EXERCISE GOAL:
Lay out the rows from the start through the line containing "headline-line-2: Governance Is", inclusive, as a Markdown table with the columns n and Line. Number each line in n, put its text under Line, and leave out blank lines.

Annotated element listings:
★ ★ ★ ★ ★

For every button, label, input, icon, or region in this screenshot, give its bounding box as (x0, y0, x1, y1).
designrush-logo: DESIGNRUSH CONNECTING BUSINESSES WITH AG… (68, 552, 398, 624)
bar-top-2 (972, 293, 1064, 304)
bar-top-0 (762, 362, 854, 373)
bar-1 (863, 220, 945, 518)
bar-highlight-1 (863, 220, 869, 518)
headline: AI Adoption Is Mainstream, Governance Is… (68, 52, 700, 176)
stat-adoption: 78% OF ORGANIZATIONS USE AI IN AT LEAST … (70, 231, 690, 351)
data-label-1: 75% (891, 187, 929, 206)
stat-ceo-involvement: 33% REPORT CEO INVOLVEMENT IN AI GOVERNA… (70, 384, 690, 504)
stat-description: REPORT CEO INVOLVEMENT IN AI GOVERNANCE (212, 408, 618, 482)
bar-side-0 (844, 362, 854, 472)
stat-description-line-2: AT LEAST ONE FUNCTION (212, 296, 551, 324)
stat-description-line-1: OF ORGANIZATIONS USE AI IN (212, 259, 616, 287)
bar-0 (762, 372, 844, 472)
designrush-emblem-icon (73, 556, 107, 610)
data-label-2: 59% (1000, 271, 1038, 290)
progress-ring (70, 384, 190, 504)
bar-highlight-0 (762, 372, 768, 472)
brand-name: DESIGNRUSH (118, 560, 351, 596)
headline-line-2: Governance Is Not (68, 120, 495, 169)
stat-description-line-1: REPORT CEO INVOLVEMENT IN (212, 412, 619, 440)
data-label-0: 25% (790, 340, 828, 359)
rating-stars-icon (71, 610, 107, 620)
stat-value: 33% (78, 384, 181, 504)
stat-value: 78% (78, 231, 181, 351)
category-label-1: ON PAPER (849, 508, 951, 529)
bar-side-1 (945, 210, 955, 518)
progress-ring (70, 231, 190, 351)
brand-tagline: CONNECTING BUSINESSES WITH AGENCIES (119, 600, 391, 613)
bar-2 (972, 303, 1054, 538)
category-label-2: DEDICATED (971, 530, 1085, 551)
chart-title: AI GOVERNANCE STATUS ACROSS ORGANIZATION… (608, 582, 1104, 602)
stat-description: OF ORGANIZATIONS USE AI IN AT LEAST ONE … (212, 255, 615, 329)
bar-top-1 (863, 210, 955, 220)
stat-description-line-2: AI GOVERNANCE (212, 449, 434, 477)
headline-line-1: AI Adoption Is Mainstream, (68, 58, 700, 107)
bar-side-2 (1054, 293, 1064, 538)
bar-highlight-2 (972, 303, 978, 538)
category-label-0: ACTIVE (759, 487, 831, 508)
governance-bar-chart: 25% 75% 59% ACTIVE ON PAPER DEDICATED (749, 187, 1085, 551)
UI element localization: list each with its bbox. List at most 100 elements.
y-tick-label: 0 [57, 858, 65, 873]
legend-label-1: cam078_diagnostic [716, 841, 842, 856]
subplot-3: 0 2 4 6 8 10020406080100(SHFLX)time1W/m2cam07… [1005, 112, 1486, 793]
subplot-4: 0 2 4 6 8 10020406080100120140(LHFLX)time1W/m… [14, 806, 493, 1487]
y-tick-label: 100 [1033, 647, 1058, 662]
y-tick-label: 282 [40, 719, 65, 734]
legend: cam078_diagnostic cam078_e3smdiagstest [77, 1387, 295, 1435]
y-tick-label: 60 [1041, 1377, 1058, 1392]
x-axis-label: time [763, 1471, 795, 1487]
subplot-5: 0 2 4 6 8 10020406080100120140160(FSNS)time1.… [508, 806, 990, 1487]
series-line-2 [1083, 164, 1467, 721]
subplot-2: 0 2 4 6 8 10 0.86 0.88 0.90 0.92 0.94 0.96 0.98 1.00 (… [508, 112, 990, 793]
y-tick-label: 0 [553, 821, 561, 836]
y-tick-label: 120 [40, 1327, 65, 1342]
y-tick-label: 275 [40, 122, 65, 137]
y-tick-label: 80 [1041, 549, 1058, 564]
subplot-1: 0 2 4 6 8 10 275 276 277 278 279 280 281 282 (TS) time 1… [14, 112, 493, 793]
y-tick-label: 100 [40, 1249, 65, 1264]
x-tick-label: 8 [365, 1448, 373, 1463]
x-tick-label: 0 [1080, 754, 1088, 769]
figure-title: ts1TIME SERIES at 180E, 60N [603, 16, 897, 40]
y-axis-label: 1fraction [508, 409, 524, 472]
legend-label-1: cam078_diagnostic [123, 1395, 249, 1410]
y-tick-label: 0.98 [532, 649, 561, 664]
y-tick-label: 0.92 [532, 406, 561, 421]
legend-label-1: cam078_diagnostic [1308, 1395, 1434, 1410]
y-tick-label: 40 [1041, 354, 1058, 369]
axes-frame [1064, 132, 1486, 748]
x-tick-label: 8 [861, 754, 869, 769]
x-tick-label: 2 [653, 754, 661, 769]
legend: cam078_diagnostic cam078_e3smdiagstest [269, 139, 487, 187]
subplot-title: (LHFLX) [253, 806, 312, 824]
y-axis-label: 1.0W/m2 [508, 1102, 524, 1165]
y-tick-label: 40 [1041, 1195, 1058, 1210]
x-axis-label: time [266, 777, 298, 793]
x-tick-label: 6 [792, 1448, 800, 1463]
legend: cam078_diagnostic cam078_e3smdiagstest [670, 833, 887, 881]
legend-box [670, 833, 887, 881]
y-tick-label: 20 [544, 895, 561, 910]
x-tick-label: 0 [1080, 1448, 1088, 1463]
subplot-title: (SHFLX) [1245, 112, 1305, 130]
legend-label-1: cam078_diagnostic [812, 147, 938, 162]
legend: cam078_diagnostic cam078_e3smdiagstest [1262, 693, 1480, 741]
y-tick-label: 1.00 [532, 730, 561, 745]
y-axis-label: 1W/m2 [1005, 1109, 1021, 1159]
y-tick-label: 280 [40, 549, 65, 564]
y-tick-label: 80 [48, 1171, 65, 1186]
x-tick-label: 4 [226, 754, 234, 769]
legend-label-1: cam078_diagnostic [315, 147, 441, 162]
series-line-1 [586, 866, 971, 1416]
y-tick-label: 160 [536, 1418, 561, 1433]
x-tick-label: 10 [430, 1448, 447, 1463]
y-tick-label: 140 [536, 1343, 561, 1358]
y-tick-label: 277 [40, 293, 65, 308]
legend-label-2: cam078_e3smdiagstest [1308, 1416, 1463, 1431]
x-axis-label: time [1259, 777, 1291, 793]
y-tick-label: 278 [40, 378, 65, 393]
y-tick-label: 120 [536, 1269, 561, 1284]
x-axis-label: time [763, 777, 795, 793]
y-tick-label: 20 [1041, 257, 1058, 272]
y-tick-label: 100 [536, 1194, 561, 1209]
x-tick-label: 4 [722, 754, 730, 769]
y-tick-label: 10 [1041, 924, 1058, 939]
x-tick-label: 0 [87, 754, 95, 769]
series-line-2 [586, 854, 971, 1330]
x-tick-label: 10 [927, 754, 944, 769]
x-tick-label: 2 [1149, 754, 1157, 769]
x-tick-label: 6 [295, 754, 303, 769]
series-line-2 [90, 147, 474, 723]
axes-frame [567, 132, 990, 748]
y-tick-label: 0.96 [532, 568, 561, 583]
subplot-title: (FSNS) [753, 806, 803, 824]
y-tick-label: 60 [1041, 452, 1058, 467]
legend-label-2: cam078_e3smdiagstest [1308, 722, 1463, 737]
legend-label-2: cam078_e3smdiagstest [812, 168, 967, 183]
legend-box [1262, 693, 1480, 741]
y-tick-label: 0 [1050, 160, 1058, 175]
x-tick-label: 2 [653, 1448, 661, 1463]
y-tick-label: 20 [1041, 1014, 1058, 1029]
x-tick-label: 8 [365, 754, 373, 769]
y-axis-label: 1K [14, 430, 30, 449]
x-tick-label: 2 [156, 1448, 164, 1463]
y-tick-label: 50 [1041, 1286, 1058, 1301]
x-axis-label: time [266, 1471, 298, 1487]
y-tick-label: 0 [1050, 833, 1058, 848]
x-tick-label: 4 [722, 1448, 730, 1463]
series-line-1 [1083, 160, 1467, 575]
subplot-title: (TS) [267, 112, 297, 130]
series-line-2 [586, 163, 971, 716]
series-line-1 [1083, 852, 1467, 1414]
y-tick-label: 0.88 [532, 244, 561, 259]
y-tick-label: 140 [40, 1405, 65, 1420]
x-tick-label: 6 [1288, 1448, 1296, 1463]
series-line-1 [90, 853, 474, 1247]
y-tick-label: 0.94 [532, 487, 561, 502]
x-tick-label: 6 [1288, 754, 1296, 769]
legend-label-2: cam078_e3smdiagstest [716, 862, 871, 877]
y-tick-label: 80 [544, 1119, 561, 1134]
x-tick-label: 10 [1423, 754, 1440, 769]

★ ★ ★ ★ ★

RESPONSE TO THE TASK:
| n | Line |
|---|---|
| 1 | For every button, label, input, icon, or region in this screenshot, give its bounding box as (x0, y0, x1, y1). |
| 2 | designrush-logo: DESIGNRUSH CONNECTING BUSINESSES WITH AG… (68, 552, 398, 624) |
| 3 | bar-top-2 (972, 293, 1064, 304) |
| 4 | bar-top-0 (762, 362, 854, 373) |
| 5 | bar-1 (863, 220, 945, 518) |
| 6 | bar-highlight-1 (863, 220, 869, 518) |
| 7 | headline: AI Adoption Is Mainstream, Governance Is… (68, 52, 700, 176) |
| 8 | stat-adoption: 78% OF ORGANIZATIONS USE AI IN AT LEAST … (70, 231, 690, 351) |
| 9 | data-label-1: 75% (891, 187, 929, 206) |
| 10 | stat-ceo-involvement: 33% REPORT CEO INVOLVEMENT IN AI GOVERNA… (70, 384, 690, 504) |
| 11 | stat-description: REPORT CEO INVOLVEMENT IN AI GOVERNANCE (212, 408, 618, 482) |
| 12 | bar-side-0 (844, 362, 854, 472) |
| 13 | stat-description-line-2: AT LEAST ONE FUNCTION (212, 296, 551, 324) |
| 14 | stat-description-line-1: OF ORGANIZATIONS USE AI IN (212, 259, 616, 287) |
| 15 | bar-0 (762, 372, 844, 472) |
| 16 | designrush-emblem-icon (73, 556, 107, 610) |
| 17 | data-label-2: 59% (1000, 271, 1038, 290) |
| 18 | progress-ring (70, 384, 190, 504) |
| 19 | bar-highlight-0 (762, 372, 768, 472) |
| 20 | brand-name: DESIGNRUSH (118, 560, 351, 596) |
| 21 | headline-line-2: Governance Is Not (68, 120, 495, 169) |